▸ **Required task**: Copy out, exactly as written, only the line containing "Serialize everything readable" and the lines after it through the end of the records.

▸ **Records for this exercise**:
┌──

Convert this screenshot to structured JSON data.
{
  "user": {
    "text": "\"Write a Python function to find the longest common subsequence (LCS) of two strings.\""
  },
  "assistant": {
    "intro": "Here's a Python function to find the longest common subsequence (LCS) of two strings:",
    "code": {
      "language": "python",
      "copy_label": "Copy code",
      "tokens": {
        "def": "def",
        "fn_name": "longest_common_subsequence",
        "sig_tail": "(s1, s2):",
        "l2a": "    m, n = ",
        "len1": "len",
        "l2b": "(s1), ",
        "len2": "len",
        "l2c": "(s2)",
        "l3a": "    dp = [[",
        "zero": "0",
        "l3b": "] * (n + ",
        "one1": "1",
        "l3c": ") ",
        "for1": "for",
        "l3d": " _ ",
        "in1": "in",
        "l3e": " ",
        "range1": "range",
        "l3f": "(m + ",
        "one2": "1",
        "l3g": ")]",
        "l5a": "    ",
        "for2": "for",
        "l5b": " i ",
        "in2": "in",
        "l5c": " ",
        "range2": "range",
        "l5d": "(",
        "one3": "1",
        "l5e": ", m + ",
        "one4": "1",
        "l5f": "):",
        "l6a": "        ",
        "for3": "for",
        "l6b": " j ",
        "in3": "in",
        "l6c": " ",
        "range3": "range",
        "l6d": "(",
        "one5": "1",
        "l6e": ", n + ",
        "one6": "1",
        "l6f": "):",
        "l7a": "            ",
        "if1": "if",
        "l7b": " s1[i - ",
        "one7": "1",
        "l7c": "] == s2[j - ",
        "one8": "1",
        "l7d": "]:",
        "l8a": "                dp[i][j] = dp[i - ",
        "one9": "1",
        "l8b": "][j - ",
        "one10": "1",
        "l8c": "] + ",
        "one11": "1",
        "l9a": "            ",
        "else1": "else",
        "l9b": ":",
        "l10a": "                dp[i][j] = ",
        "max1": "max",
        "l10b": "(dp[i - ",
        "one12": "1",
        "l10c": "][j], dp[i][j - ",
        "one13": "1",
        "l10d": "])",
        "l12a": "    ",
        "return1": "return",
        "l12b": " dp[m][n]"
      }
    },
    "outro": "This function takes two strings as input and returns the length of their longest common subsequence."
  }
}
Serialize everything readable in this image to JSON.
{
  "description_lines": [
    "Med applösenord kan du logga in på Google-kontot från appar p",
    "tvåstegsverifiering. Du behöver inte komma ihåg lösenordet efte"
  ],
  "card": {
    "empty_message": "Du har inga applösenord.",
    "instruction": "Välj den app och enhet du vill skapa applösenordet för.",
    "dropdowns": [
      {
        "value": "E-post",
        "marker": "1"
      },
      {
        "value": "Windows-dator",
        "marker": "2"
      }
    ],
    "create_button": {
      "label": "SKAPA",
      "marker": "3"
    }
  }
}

└──

▸ **Written solution**:
Serialize everything readable in this image to JSON.
{
  "description_lines": [
    "Med applösenord kan du logga in på Google-kontot från appar p",
    "tvåstegsverifiering. Du behöver inte komma ihåg lösenordet efte"
  ],
  "card": {
    "empty_message": "Du har inga applösenord.",
    "instruction": "Välj den app och enhet du vill skapa applösenordet för.",
    "dropdowns": [
      {
        "value": "E-post",
        "marker": "1"
      },
      {
        "value": "Windows-dator",
        "marker": "2"
      }
    ],
    "create_button": {
      "label": "SKAPA",
      "marker": "3"
    }
  }
}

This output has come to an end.